Locate the lines where "Currents" occurs and copy them as they stand.

— BEGIN —

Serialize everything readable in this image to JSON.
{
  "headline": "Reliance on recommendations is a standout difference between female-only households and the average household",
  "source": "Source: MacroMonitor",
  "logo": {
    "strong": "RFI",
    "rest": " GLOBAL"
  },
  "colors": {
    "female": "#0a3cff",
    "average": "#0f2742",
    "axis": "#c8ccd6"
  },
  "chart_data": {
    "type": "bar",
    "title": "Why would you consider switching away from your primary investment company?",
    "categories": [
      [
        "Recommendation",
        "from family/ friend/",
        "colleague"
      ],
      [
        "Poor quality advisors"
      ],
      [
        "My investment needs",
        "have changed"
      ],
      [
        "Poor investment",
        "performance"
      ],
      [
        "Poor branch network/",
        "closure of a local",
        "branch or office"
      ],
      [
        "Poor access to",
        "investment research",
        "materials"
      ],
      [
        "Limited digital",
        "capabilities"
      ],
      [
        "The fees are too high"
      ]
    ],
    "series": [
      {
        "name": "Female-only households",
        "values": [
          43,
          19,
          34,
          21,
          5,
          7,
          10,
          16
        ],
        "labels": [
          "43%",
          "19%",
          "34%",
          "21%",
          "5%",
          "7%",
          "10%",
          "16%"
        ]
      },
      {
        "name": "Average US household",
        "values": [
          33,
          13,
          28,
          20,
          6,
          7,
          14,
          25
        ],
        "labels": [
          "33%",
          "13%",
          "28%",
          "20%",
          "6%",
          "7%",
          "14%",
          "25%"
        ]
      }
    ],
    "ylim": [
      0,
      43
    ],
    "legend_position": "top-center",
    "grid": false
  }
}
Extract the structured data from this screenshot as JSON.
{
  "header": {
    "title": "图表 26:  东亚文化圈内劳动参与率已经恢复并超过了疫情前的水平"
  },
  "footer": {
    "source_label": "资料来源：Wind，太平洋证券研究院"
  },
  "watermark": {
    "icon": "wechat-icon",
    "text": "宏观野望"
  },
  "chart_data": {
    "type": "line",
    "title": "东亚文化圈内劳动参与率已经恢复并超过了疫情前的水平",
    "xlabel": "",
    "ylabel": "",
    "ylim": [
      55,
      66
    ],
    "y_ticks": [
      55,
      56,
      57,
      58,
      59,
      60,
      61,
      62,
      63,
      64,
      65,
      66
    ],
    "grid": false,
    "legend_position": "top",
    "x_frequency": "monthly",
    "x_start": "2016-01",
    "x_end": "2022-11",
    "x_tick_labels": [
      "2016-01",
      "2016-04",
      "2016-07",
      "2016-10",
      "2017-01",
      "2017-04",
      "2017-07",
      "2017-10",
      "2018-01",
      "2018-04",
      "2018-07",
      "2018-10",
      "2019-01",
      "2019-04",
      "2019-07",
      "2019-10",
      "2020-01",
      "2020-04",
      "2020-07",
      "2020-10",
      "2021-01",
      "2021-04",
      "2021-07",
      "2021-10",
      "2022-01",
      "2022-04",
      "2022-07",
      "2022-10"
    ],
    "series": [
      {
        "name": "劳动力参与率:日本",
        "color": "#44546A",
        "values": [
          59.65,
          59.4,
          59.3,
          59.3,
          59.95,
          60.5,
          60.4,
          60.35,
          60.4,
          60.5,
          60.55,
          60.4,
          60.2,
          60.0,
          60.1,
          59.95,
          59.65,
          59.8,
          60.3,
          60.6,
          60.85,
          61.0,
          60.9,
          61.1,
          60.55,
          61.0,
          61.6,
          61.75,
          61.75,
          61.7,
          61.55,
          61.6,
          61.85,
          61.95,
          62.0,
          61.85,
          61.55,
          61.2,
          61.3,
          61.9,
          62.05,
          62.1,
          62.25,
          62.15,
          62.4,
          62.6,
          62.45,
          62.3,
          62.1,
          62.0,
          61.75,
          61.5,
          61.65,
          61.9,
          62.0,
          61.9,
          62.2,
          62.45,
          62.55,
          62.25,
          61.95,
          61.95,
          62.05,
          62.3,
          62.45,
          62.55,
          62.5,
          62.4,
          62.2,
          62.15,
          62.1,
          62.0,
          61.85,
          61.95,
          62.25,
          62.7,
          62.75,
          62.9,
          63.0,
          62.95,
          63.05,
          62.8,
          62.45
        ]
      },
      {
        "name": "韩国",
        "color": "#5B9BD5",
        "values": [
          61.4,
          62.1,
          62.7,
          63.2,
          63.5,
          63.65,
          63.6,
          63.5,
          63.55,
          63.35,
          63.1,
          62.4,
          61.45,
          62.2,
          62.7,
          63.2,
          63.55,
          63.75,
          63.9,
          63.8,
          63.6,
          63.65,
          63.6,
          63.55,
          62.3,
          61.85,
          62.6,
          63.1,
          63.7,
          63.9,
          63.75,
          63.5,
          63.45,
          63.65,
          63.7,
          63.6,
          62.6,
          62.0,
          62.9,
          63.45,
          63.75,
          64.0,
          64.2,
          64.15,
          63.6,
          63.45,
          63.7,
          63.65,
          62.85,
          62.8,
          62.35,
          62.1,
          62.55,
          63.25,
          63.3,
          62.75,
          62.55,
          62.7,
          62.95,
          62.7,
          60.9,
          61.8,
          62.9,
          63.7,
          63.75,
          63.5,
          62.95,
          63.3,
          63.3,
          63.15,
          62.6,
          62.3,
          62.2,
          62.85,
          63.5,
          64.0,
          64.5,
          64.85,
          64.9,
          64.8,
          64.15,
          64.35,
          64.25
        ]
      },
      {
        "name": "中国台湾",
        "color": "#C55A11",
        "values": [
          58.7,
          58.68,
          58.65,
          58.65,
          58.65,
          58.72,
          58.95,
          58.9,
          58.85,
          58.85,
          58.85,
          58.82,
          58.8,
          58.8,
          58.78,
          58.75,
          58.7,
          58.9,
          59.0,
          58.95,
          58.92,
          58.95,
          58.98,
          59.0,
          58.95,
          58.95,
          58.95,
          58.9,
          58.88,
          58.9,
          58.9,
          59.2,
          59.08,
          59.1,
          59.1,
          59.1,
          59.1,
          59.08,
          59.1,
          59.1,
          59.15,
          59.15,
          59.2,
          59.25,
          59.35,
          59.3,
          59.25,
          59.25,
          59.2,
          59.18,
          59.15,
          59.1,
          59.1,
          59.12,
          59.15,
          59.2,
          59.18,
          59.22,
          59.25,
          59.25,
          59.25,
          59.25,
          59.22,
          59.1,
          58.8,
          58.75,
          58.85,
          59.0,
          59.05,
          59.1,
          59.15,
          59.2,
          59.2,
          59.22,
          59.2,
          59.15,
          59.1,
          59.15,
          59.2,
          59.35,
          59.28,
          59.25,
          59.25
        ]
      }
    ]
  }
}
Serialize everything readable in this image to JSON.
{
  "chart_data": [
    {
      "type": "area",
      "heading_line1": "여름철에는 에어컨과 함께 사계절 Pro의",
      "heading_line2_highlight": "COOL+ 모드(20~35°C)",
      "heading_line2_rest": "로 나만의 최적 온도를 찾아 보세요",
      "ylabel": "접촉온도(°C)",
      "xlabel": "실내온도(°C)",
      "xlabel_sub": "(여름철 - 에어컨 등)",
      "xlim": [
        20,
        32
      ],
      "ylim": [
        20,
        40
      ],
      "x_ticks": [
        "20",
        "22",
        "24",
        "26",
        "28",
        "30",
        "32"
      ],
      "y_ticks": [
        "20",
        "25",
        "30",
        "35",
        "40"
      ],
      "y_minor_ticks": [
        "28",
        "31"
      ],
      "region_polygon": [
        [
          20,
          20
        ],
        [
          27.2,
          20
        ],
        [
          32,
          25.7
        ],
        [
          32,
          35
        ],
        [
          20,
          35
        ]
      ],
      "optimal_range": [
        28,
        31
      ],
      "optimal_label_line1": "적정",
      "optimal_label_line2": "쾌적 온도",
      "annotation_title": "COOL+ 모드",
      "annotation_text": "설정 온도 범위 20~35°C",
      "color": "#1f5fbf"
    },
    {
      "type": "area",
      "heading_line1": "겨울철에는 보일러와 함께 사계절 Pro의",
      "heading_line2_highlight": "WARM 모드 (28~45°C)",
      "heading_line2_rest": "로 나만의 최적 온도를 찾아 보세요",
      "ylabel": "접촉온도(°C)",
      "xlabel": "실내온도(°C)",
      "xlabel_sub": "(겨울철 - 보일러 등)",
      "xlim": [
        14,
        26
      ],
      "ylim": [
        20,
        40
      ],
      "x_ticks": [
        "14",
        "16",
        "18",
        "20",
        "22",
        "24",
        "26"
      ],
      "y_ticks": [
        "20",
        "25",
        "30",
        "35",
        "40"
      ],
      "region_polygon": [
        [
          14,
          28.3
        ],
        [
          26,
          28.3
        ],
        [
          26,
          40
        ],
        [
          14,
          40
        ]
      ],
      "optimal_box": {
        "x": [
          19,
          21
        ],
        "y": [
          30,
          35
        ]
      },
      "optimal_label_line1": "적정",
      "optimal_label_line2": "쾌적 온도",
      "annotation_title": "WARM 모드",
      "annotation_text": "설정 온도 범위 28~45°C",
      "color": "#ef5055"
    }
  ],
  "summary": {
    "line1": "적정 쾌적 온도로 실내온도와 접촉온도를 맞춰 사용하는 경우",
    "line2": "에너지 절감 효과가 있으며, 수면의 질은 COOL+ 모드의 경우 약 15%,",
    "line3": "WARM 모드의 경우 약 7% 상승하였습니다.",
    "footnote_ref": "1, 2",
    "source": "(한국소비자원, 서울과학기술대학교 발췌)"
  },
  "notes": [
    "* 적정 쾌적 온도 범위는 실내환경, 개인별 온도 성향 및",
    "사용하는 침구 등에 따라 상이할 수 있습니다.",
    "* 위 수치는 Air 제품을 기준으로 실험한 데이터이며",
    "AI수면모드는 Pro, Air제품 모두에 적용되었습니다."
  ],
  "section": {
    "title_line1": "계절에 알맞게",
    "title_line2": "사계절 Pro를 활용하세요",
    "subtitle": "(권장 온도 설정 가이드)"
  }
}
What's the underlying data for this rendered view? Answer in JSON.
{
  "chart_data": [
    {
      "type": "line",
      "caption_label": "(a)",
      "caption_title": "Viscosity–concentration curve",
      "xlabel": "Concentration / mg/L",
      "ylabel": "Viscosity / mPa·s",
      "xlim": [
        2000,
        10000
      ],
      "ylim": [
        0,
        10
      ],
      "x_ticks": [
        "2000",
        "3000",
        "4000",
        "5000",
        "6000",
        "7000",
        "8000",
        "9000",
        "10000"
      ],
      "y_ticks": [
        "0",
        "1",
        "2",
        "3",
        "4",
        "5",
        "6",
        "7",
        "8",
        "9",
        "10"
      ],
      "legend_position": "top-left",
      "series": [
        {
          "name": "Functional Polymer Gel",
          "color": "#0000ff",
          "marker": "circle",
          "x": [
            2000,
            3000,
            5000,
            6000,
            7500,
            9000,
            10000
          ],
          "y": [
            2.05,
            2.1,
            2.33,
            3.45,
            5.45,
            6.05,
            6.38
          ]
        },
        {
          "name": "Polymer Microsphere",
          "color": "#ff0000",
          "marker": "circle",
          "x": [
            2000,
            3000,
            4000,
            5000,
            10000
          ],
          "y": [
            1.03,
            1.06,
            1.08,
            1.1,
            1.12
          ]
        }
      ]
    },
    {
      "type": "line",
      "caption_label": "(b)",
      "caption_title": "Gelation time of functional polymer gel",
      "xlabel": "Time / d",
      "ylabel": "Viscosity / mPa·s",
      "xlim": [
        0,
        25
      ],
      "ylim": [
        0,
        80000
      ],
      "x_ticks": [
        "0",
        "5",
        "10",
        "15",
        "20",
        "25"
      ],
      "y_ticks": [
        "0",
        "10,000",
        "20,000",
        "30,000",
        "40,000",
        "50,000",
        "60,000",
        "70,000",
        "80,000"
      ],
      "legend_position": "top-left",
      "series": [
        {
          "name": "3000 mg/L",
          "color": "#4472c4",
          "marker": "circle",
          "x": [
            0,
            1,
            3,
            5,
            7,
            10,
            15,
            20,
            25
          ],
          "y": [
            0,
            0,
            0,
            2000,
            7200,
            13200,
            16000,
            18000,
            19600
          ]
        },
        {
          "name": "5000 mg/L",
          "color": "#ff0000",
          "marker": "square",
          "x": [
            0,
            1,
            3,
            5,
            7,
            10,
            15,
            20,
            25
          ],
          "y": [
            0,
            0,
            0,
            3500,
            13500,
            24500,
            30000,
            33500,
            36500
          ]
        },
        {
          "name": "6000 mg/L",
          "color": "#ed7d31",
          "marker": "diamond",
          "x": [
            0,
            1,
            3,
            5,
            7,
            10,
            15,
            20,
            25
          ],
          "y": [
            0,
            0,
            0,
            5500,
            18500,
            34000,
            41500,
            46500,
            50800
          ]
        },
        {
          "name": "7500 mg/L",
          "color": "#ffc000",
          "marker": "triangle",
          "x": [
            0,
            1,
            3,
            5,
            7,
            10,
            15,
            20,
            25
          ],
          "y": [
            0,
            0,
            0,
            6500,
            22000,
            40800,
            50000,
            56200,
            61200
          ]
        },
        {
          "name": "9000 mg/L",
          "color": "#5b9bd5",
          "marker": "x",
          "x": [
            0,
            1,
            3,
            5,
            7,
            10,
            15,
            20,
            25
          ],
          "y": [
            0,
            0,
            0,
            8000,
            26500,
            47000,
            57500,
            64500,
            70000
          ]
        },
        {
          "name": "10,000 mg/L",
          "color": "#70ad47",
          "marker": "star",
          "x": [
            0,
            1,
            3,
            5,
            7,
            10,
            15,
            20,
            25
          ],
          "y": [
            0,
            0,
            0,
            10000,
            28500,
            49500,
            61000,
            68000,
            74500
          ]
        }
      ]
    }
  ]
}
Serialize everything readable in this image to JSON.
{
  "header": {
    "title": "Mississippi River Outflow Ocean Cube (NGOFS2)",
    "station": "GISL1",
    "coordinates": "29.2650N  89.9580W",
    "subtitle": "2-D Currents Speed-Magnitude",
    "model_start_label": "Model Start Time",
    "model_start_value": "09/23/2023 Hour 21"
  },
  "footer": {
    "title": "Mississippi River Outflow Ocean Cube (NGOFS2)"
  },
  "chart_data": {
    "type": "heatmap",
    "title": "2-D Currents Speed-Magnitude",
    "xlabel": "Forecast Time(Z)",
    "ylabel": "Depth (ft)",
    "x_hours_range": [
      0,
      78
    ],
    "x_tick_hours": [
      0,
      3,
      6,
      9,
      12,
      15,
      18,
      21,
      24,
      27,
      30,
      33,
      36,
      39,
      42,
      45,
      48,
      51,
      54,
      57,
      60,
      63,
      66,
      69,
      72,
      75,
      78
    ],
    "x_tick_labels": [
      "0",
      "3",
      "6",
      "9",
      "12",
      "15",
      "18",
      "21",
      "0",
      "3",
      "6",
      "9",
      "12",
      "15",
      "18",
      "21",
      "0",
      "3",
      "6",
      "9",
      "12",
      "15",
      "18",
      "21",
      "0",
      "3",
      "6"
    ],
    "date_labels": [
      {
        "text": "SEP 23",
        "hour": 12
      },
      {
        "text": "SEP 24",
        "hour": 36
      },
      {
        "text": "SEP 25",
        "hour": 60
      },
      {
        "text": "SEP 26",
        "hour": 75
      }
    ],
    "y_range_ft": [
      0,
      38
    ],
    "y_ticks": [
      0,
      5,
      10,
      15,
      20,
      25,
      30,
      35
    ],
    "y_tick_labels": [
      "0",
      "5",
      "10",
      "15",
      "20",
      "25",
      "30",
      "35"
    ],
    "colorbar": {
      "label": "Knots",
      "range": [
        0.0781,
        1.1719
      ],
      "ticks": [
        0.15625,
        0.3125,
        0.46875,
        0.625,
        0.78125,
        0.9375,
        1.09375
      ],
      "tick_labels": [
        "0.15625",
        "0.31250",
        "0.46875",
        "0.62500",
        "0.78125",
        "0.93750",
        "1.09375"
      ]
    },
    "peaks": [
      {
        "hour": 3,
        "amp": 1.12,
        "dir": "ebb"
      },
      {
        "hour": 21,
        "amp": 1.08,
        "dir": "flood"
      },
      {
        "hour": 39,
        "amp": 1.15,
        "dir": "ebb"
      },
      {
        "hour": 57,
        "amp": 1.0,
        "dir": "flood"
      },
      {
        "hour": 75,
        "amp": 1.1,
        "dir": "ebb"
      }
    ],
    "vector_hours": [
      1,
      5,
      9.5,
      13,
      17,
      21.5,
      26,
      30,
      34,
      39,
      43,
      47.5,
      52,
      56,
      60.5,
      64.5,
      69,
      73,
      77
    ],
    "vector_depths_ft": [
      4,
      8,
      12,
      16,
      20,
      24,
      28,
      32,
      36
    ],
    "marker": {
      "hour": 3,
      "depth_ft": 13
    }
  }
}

— END —

◆ FINISHED ANSWER
    "subtitle": "2-D Currents Speed-Magnitude",
    "title": "2-D Currents Speed-Magnitude",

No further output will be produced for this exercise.